(Entries taken from a collection)
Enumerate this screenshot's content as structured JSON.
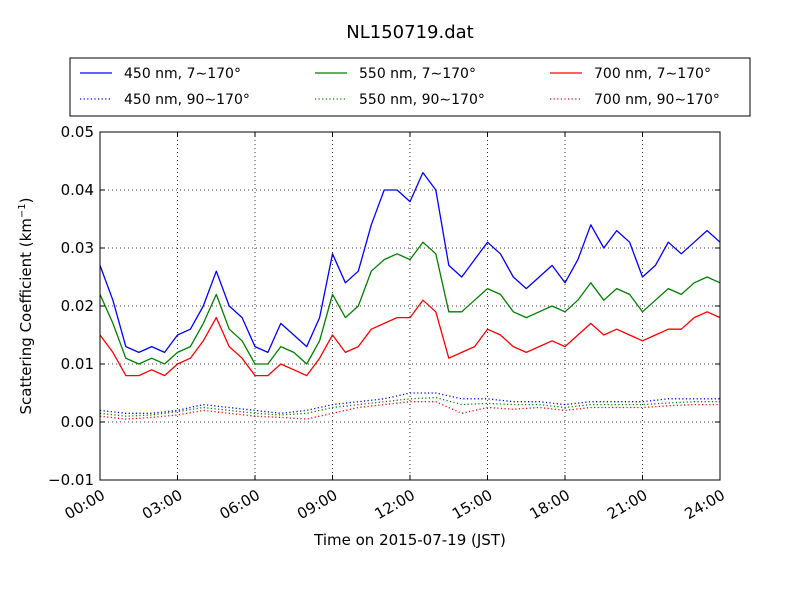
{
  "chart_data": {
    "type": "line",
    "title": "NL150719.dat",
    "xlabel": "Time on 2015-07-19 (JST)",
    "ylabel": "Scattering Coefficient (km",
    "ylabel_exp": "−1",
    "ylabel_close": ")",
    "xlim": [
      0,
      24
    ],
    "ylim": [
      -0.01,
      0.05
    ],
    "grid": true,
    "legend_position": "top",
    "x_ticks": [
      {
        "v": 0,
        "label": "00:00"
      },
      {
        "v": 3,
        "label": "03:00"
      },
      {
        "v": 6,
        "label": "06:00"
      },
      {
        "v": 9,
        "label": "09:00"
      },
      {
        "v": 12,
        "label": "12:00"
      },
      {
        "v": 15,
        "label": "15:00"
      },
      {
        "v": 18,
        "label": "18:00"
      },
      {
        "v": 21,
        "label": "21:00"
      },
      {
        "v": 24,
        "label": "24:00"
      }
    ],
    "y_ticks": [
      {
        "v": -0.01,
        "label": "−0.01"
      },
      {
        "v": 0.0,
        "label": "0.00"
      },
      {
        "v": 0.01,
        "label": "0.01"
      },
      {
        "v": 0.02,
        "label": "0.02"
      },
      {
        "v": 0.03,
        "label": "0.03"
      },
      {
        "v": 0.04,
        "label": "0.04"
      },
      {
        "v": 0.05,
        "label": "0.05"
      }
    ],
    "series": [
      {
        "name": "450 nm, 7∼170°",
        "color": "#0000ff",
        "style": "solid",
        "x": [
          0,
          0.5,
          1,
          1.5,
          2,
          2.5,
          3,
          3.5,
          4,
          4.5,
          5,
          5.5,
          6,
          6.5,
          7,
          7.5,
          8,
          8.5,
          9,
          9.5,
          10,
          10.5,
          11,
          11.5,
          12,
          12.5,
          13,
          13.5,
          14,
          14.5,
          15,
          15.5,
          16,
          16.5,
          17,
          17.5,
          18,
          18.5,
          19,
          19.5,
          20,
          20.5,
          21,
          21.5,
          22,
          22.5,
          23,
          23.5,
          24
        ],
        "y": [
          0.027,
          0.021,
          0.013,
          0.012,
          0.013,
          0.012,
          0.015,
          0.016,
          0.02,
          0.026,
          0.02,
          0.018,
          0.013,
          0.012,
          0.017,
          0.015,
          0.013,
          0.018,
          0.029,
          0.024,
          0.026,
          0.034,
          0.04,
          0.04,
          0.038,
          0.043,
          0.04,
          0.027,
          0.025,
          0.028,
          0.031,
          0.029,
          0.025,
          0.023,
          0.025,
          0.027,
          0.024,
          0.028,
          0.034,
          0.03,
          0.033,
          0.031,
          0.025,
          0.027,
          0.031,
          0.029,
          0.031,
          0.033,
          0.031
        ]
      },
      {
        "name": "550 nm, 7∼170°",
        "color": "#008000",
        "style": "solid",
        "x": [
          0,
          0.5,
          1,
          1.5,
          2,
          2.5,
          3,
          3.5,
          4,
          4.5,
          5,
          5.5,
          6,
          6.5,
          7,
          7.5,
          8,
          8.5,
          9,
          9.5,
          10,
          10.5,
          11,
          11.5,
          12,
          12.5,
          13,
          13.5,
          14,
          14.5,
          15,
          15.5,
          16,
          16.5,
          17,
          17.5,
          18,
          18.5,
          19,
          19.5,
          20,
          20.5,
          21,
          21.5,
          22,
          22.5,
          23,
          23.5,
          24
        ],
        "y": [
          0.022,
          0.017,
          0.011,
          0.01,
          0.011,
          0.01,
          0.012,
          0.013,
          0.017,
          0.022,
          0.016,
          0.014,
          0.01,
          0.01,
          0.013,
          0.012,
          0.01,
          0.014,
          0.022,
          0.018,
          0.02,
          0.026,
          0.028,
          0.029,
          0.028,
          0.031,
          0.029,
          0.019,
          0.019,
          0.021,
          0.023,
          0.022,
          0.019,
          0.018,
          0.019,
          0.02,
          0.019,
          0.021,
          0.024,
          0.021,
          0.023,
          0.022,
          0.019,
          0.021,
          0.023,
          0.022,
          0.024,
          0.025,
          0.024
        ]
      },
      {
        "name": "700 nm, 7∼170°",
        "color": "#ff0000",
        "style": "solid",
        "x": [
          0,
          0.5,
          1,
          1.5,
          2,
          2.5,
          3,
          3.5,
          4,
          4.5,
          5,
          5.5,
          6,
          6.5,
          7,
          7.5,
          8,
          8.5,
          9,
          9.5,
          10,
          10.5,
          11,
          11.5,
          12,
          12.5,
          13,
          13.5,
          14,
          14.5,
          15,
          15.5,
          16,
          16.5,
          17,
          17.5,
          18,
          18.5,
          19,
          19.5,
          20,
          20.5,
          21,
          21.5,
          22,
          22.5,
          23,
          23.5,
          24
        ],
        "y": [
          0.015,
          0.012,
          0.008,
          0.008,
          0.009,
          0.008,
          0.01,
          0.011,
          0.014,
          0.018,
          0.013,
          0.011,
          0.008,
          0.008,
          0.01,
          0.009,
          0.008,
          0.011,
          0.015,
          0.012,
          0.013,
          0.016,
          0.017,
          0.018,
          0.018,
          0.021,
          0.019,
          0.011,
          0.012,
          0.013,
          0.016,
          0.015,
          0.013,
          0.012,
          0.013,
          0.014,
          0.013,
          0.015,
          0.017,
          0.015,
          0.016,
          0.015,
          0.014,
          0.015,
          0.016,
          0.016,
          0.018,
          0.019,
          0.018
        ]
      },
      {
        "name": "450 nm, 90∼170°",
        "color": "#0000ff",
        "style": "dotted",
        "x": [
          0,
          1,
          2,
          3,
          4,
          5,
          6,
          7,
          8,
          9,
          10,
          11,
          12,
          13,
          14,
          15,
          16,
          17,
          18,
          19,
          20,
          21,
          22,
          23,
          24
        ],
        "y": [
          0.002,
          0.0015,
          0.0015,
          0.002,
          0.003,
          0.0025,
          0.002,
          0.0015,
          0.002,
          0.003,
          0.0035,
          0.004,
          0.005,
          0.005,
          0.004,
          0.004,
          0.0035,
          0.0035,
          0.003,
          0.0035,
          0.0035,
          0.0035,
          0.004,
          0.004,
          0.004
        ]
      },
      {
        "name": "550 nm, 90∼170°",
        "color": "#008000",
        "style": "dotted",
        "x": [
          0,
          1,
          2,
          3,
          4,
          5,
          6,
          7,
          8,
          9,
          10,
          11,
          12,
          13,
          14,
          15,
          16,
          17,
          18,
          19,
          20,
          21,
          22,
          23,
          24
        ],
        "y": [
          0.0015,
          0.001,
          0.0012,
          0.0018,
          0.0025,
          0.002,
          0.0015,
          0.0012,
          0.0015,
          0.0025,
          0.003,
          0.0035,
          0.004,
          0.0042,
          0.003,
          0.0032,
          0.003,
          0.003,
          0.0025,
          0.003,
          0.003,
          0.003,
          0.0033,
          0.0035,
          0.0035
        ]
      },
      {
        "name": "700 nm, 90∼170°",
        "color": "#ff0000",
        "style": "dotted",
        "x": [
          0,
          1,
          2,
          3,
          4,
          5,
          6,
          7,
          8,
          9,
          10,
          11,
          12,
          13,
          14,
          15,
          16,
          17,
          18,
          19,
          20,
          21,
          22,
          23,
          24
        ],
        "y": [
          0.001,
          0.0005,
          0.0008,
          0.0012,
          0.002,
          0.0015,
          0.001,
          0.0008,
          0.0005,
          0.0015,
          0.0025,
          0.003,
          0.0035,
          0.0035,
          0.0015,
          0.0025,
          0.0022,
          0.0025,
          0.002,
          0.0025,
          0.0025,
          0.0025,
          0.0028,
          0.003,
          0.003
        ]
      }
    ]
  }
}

### PROBLEM STATEMENT
For the material, find the number of lines holding the word "name" and give that figure and nothing more.

### RESPONSE BELOW
6